--- Passage shown ---
Minister for Economic Affairs and Planning of Koshi Province
- Incumbent
- Assumed office 9 May 2024
- Governor: Parshuram Khapung
- Chief Minister: Hikmat Kumar Karki
- Preceded by: Kedar Karki

Minister for Land Management, Agriculture and Cooperatives of Koshi Province
- In office 27 March 2021 – 26 August 2021
- Governor: Somnath Adhikari
- Chief Minister: Sher Dhan Rai Himself
- Preceded by: Hira Kumar Thapa
- Succeeded by: Kala Ghale

Minister of State for Land Management, Agriculture and Cooperatives of Koshi Province
- In office 20 January 2020 – 27 March 2021
- Governor: Somnath Adhikari
- Chief Minister: Sher Dhan Rai
- Preceded by: Constituon created
- Succeeded by: Kala Ghale

Personal details
- Born: 4 December 1961 (age 64) Ilam, Nepal
- Party: CPN (UML)

= Ram Bahadur Ranamagar =

Nepalese politician

Ram Bahadur Ranamagar (रामबहादुर रानामगर) is a Nepalese politician, belonging to the CPN (Unified Marxist-Leninist). He is currently serving as the Minister for Economic Affairs and Planning of Koshi Province since 9 May 2024. Ranamagar has been serving as a member of the Koshi Provincial Assembly from Ilam 2(B) constituency since 2017.

--- Written exercise 1 ---
In the listing, begin at the first line and stop after the line containing "user-avatar-icon — [190, 1003, 220, 1028]". Return those lines with "review-grade-label" swapped for "review-rating-label" and nothing else changed.
The listing after this point has no connection to the Ram Bahadur Ranamagar profile.

--- Record set ---
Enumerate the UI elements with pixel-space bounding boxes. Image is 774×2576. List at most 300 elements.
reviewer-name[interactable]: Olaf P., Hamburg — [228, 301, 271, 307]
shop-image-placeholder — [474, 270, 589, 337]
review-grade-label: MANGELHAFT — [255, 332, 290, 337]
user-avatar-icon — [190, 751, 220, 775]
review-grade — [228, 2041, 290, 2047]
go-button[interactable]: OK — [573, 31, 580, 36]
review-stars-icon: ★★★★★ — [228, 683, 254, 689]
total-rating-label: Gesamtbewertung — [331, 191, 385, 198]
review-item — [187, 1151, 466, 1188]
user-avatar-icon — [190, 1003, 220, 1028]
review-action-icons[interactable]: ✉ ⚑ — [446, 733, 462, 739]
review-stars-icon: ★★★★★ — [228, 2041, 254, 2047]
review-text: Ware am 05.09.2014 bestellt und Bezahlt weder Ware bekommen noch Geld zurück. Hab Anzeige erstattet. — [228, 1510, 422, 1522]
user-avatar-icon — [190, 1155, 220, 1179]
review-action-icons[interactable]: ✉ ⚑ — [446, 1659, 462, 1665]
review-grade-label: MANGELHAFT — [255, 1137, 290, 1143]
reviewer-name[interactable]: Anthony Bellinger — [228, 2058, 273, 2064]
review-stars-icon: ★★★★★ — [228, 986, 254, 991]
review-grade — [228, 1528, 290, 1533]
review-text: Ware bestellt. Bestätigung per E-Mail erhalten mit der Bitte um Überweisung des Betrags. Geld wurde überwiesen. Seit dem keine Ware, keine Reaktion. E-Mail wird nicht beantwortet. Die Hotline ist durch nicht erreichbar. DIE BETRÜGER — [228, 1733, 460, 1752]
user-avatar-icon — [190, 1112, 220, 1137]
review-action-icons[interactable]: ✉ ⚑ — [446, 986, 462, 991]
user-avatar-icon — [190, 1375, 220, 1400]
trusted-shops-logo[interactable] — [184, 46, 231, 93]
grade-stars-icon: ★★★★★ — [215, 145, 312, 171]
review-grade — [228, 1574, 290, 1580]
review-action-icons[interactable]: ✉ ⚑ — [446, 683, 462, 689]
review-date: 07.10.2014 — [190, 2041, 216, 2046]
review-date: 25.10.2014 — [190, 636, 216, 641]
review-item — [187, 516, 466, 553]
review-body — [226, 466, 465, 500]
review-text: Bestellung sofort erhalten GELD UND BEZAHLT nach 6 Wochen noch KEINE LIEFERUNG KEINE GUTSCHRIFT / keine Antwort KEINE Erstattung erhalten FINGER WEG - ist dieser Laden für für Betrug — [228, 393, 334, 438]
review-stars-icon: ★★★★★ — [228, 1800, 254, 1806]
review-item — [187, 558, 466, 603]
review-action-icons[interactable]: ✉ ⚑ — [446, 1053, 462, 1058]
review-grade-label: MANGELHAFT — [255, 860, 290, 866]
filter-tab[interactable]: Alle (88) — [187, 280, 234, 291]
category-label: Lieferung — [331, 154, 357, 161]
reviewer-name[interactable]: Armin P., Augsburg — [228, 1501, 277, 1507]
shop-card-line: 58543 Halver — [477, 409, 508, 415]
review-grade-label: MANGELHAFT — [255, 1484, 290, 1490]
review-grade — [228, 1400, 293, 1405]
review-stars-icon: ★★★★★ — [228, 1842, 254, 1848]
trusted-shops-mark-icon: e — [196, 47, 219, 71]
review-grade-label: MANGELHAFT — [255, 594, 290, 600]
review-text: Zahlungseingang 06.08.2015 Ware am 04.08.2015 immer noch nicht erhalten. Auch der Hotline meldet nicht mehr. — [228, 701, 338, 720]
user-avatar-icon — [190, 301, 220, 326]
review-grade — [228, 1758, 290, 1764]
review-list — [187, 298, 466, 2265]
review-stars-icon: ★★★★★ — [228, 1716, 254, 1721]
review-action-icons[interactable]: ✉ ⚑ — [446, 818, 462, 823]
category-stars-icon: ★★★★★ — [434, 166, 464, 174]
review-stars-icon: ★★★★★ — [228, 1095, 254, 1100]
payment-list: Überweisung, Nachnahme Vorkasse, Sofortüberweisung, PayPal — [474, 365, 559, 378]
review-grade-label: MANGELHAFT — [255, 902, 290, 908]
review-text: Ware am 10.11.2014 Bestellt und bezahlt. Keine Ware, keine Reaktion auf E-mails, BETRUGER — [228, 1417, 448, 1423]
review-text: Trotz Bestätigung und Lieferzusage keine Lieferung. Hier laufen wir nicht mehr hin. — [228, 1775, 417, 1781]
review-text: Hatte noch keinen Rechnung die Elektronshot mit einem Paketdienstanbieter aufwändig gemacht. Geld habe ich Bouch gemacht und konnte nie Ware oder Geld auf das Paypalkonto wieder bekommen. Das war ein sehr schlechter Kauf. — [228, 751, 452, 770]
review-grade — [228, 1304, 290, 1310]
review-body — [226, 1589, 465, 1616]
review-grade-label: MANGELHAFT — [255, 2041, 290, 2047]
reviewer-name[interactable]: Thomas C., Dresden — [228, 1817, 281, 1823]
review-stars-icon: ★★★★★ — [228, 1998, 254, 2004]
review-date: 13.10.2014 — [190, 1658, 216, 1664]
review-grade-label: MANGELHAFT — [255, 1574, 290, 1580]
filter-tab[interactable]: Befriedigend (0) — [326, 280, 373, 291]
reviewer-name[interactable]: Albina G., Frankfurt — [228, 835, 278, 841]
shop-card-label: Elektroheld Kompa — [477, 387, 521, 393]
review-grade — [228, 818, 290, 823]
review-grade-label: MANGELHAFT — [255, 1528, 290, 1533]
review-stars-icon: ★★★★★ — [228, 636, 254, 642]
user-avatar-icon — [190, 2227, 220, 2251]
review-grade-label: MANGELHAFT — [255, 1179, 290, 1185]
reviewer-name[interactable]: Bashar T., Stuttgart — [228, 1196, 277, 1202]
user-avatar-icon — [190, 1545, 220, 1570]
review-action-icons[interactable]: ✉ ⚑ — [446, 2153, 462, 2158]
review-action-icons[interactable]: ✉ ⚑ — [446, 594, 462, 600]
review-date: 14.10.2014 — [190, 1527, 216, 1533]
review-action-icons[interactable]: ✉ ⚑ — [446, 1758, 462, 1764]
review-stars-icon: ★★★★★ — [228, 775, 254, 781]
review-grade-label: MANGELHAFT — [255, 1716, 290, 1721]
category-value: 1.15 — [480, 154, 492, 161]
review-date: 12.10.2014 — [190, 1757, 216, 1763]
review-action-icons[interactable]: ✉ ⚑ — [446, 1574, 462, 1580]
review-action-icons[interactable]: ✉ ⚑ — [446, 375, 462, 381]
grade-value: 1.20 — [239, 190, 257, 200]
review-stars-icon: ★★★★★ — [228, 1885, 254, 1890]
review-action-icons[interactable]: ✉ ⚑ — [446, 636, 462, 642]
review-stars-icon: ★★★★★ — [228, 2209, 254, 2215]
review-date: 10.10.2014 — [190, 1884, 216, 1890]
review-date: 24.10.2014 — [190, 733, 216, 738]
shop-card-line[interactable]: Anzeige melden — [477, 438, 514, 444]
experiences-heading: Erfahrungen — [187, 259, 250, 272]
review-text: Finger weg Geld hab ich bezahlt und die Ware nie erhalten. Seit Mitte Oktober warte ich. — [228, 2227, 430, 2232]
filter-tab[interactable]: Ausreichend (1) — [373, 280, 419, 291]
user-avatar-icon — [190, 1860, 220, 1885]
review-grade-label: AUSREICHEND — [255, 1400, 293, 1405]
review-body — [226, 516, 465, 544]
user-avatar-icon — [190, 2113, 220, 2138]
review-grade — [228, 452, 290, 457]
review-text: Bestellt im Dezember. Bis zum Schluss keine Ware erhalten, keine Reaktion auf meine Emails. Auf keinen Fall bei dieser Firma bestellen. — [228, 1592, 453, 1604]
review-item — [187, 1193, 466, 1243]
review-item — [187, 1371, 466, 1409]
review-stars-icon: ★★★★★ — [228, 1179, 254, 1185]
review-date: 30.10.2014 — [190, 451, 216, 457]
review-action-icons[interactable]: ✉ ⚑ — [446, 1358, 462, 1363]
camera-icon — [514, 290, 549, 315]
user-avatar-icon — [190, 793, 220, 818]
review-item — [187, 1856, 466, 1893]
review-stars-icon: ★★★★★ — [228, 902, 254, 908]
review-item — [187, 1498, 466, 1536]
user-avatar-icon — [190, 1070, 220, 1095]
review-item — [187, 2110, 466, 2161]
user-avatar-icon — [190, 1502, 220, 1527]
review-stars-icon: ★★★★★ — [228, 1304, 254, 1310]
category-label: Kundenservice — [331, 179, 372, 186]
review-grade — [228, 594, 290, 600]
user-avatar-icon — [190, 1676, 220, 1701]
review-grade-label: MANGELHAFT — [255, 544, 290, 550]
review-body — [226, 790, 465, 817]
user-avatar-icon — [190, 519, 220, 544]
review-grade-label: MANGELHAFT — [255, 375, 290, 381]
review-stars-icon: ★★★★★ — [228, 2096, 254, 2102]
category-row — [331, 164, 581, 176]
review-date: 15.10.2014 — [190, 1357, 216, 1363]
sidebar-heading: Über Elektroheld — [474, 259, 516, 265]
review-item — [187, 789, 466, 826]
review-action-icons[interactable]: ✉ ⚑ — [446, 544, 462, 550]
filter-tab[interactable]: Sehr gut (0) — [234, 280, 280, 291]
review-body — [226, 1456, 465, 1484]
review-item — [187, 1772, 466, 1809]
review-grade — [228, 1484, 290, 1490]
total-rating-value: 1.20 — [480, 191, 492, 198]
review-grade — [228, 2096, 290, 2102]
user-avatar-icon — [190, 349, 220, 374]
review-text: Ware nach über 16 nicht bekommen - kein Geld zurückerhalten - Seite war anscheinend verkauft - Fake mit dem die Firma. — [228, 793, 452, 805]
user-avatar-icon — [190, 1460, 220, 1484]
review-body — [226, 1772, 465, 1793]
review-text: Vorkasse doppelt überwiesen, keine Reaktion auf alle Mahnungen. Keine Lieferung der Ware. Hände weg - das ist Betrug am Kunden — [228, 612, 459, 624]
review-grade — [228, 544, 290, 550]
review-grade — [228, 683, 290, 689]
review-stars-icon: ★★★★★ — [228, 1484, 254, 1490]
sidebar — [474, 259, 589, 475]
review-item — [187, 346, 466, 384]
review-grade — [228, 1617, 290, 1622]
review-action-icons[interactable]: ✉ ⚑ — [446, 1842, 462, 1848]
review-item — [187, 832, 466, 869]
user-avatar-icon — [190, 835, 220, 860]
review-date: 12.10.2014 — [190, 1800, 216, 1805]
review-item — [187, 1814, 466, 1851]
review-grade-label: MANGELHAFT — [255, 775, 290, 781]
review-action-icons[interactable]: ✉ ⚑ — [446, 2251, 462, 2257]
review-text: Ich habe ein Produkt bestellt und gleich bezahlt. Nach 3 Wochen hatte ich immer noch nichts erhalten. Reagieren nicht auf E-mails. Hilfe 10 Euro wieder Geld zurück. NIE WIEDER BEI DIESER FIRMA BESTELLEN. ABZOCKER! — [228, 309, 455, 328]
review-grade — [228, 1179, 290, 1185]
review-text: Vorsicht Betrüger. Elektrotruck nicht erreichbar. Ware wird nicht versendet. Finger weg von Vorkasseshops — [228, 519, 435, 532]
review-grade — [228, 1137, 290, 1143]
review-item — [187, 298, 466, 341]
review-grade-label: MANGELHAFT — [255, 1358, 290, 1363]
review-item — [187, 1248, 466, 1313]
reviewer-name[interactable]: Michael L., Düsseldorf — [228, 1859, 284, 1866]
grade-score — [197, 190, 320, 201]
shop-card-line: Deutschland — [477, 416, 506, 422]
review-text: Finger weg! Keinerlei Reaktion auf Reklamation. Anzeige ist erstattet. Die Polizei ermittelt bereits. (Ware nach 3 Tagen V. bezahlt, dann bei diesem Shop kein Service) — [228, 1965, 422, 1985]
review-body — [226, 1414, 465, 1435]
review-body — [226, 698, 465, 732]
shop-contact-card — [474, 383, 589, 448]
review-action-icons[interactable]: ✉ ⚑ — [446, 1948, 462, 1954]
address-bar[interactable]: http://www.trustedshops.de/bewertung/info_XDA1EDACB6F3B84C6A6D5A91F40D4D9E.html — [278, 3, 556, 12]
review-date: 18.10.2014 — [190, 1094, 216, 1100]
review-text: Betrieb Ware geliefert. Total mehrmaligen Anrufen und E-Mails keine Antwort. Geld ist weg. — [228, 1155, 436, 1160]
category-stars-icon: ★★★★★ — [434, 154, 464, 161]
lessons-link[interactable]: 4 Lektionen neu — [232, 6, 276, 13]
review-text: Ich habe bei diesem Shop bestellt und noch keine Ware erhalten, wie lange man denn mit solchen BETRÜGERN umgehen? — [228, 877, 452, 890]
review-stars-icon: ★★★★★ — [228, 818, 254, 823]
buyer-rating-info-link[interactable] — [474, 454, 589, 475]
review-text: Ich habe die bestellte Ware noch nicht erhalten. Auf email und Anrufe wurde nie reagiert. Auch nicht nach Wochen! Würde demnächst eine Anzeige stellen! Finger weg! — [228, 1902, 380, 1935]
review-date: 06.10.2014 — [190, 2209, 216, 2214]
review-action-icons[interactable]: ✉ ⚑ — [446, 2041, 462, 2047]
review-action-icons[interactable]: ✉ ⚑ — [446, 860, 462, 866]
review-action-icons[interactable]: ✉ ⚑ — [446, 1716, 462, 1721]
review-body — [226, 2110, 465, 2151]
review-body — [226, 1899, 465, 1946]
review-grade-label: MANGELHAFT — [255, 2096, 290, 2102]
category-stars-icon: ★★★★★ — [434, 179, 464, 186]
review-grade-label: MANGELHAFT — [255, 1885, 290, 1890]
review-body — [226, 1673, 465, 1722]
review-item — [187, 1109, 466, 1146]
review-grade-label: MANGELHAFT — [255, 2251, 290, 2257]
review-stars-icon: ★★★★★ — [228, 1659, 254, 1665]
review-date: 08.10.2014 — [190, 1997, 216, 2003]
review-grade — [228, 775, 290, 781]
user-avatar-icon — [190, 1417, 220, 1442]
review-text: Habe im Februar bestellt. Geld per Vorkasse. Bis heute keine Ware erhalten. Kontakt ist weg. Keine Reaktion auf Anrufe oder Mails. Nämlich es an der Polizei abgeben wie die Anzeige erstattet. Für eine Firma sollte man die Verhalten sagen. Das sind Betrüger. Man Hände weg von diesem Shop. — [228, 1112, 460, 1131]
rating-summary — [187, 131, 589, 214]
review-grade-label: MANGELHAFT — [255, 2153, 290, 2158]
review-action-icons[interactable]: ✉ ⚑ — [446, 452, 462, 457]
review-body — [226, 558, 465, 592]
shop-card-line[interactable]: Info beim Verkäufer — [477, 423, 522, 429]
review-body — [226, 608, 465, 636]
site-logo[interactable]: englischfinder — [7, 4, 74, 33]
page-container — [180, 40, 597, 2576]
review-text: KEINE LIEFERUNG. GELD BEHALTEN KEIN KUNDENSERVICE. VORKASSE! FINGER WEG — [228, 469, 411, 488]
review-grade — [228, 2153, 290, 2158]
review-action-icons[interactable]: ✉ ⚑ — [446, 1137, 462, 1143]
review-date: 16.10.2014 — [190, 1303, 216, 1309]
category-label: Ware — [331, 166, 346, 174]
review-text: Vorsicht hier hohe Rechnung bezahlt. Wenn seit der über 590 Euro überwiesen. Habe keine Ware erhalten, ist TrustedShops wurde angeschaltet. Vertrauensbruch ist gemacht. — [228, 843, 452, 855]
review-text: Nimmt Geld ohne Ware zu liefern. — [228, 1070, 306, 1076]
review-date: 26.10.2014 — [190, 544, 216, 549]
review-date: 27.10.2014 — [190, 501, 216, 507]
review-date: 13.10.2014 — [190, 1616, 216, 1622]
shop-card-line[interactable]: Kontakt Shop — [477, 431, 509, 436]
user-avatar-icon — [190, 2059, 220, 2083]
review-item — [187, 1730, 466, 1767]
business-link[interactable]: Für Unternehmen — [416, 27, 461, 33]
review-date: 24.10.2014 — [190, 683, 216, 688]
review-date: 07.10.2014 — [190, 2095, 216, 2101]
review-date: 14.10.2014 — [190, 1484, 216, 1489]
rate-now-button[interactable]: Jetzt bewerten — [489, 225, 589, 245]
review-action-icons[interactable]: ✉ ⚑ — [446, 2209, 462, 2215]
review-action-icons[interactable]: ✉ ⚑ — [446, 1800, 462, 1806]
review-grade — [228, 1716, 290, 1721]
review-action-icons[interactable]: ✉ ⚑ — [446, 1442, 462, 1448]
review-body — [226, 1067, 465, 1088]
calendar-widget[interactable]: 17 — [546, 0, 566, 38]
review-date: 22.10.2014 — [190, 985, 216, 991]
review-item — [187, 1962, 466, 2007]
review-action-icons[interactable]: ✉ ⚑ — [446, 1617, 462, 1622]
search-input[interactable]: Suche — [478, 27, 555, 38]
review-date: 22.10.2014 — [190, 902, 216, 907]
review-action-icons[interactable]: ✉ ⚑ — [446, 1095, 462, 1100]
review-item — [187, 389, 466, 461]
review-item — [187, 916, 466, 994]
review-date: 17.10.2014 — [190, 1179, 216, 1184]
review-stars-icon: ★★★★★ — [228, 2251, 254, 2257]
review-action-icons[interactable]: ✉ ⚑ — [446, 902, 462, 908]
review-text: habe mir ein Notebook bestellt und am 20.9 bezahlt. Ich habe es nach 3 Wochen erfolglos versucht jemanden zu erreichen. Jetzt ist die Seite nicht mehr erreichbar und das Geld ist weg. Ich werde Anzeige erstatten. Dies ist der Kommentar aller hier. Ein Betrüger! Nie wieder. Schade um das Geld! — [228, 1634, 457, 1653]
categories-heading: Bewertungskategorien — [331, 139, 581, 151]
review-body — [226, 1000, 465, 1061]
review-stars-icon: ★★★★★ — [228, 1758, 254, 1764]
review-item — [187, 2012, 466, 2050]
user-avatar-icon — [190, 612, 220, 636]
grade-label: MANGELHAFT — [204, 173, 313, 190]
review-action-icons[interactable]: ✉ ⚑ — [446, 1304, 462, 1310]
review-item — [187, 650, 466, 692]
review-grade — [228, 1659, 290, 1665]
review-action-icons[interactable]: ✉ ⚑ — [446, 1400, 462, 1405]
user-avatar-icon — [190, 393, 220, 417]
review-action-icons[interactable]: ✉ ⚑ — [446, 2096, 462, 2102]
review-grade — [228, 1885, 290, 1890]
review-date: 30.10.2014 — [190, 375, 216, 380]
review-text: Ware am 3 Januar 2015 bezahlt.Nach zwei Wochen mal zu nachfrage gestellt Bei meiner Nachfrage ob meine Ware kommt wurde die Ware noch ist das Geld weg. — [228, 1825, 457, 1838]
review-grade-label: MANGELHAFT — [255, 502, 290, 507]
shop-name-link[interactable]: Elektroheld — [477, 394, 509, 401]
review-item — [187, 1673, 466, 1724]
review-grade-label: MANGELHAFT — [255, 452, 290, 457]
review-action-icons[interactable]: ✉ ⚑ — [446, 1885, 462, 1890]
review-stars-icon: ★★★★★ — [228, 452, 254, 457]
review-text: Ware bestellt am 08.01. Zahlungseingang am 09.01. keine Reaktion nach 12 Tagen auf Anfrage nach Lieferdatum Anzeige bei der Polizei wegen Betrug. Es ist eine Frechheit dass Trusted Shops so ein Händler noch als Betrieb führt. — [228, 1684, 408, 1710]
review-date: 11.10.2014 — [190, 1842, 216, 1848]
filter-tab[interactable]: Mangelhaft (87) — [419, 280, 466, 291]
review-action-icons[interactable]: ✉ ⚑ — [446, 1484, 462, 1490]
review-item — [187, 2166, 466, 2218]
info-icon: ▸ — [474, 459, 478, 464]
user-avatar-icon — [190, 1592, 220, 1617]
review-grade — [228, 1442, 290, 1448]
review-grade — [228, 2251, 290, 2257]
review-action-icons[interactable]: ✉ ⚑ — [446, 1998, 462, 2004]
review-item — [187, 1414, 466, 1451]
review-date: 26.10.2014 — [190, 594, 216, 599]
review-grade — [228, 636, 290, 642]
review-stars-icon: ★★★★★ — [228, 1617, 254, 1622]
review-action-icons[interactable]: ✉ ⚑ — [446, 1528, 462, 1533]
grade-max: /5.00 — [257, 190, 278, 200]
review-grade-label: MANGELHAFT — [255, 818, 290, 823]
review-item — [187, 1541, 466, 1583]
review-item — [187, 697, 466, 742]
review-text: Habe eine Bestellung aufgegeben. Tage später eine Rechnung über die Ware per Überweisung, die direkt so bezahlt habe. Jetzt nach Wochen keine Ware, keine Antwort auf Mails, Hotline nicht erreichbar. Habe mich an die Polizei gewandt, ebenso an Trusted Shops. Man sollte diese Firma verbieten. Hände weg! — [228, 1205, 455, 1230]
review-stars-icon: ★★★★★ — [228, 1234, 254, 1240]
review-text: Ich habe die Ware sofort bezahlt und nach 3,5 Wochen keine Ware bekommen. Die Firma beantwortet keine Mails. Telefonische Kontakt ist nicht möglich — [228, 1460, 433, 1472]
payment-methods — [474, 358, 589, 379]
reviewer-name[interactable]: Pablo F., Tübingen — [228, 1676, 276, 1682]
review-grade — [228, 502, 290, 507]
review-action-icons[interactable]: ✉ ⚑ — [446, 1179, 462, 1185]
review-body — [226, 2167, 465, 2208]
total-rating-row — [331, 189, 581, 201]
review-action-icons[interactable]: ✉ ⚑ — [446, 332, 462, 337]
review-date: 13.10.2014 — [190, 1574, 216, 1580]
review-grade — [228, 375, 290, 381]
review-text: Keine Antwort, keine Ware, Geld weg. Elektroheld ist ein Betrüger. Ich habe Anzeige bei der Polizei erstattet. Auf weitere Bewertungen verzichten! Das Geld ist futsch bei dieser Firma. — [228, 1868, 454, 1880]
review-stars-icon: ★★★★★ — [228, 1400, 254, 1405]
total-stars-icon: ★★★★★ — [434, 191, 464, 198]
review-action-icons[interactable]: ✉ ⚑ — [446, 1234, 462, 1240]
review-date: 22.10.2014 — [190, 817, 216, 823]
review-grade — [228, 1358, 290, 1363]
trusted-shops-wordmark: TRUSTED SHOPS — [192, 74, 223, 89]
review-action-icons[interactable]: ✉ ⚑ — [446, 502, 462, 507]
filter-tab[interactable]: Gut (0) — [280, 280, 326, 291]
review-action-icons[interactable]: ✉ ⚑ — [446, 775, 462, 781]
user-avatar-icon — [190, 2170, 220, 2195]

--- Written exercise 2 ---
Can you condense the paragraph of the Ram Bahadur Ranamagar profile beginning "Ram Bahadur Ranamagar (रामबहादुर रानामगर) is a Nepalese politician" into a bulleted list that keeps its main facts?

--- Response 1 ---
Enumerate the UI elements with pixel-space bounding boxes. Image is 774×2576. List at most 300 elements.
reviewer-name[interactable]: Olaf P., Hamburg — [228, 301, 271, 307]
shop-image-placeholder — [474, 270, 589, 337]
review-rating-label: MANGELHAFT — [255, 332, 290, 337]
user-avatar-icon — [190, 751, 220, 775]
review-grade — [228, 2041, 290, 2047]
go-button[interactable]: OK — [573, 31, 580, 36]
review-stars-icon: ★★★★★ — [228, 683, 254, 689]
total-rating-label: Gesamtbewertung — [331, 191, 385, 198]
review-item — [187, 1151, 466, 1188]
user-avatar-icon — [190, 1003, 220, 1028]

--- Response 2 ---
- Nepalese politician in the CPN (Unified Marxist-Leninist)
- Minister for Economic Affairs and Planning of Koshi Province since 9 May 2024
- Member of the Koshi Provincial Assembly from Ilam 2(B) constituency since 2017